* begin WORKING DATA *

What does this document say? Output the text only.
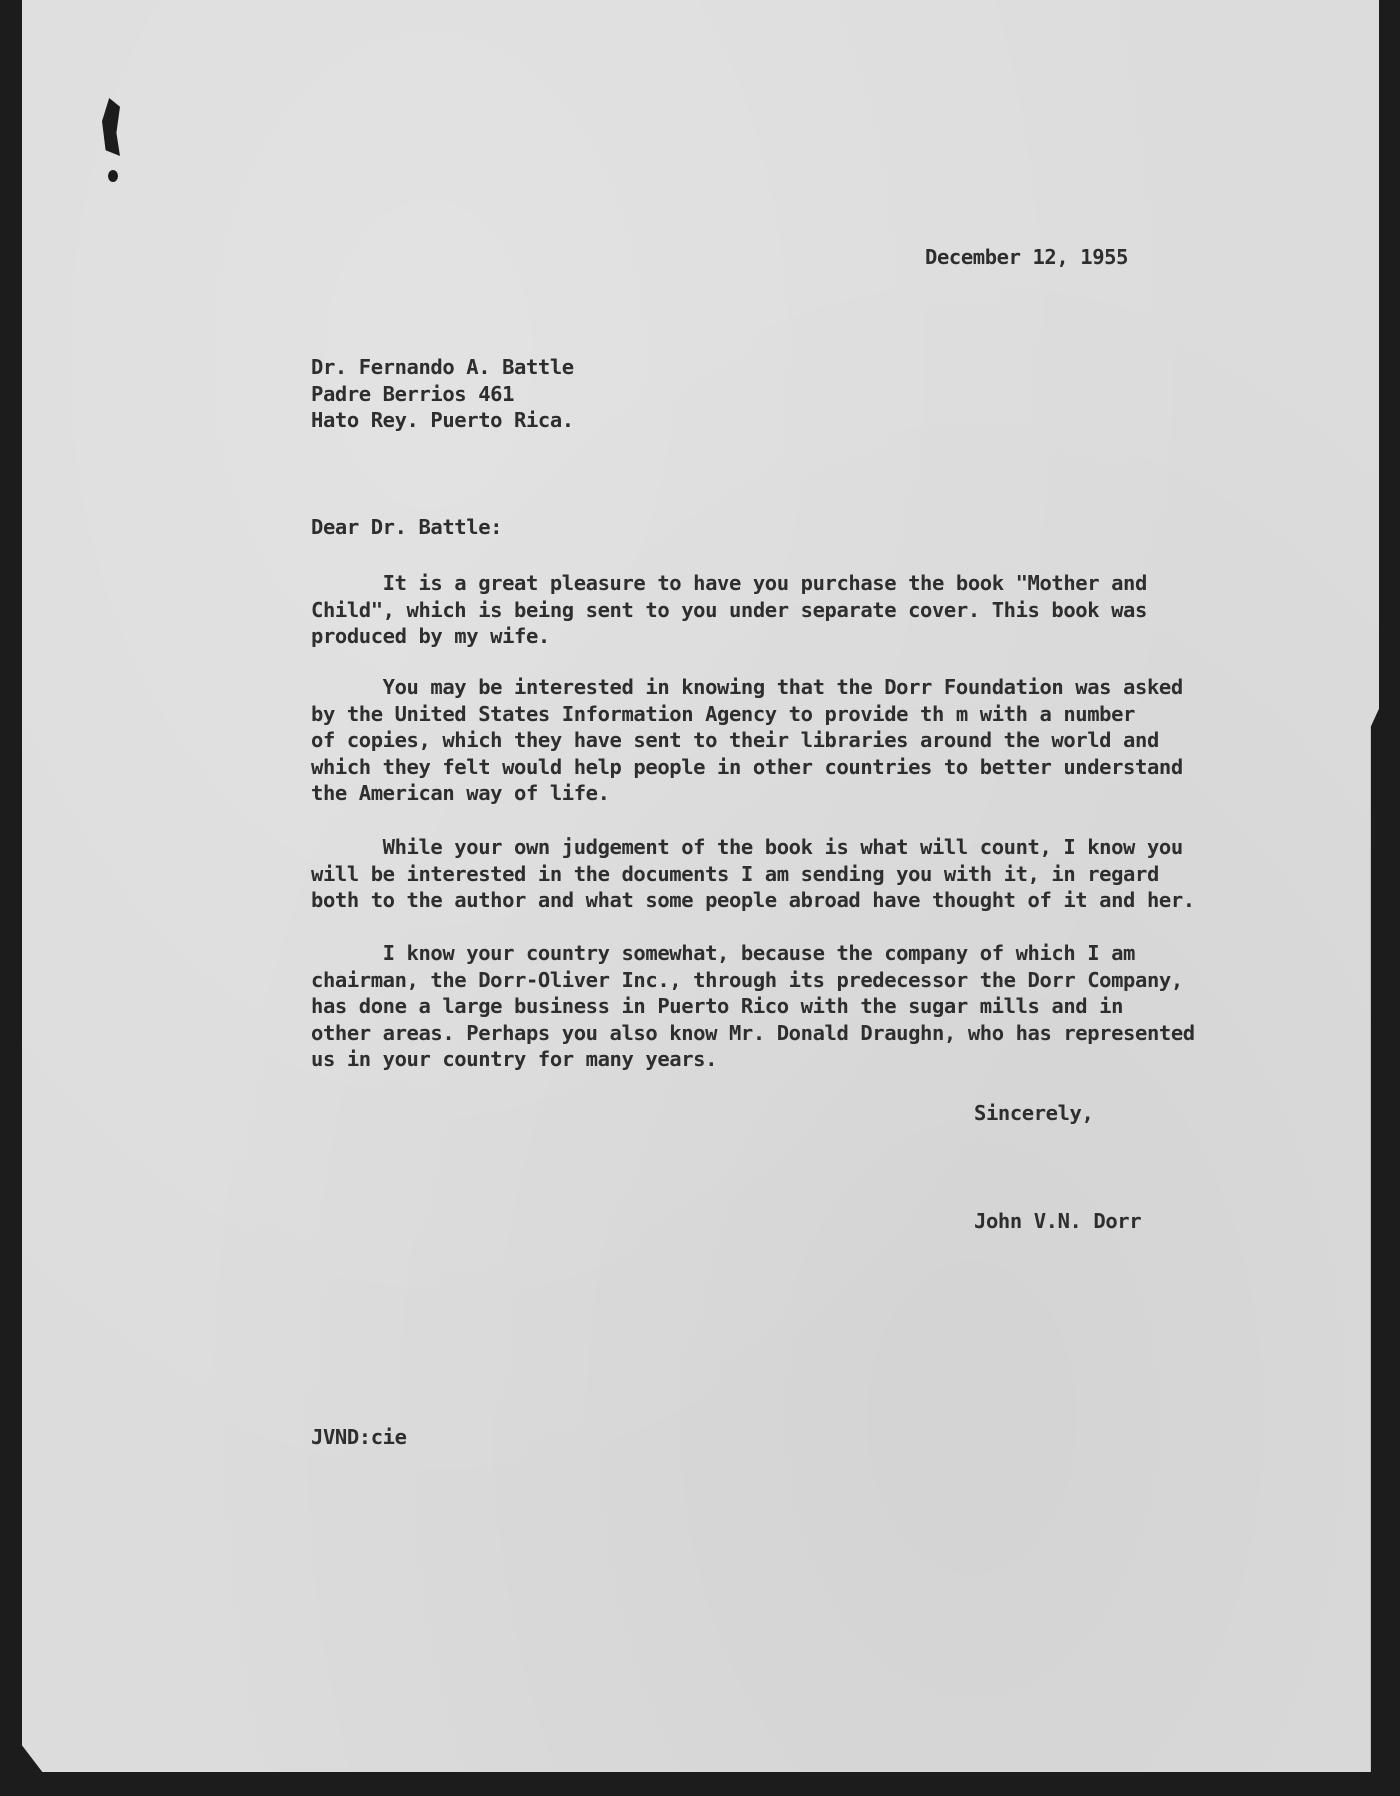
December 12, 1955
Dr. Fernando A. Battle
Padre Berrios 461
Hato Rey. Puerto Rica.
Dear Dr. Battle:
It is a great pleasure to have you purchase the book "Mother and
Child", which is being sent to you under separate cover. This book was
produced by my wife.
You may be interested in knowing that the Dorr Foundation was asked
by the United States Information Agency to provide th m with a number
of copies, which they have sent to their libraries around the world and
which they felt would help people in other countries to better understand
the American way of life.
While your own judgement of the book is what will count, I know you
will be interested in the documents I am sending you with it, in regard
both to the author and what some people abroad have thought of it and her.
I know your country somewhat, because the company of which I am
chairman, the Dorr-Oliver Inc., through its predecessor the Dorr Company,
has done a large business in Puerto Rico with the sugar mills and in
other areas. Perhaps you also know Mr. Donald Draughn, who has represented
us in your country for many years.
Sincerely,
John V.N. Dorr
JVND:cie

* end WORKING DATA *

• THE EXERCISE:
Repeat each entry exactly. Pictures do not belong in the copy.

• THE REPLY:
What does this document say? Output the text only.
December 12, 1955
Dr. Fernando A. Battle
Padre Berrios 461
Hato Rey. Puerto Rica.
Dear Dr. Battle:
It is a great pleasure to have you purchase the book "Mother and
Child", which is being sent to you under separate cover. This book was
produced by my wife.
You may be interested in knowing that the Dorr Foundation was asked
by the United States Information Agency to provide th m with a number
of copies, which they have sent to their libraries around the world and
which they felt would help people in other countries to better understand
the American way of life.
While your own judgement of the book is what will count, I know you
will be interested in the documents I am sending you with it, in regard
both to the author and what some people abroad have thought of it and her.
I know your country somewhat, because the company of which I am
chairman, the Dorr-Oliver Inc., through its predecessor the Dorr Company,
has done a large business in Puerto Rico with the sugar mills and in
other areas. Perhaps you also know Mr. Donald Draughn, who has represented
us in your country for many years.
Sincerely,
John V.N. Dorr
JVND:cie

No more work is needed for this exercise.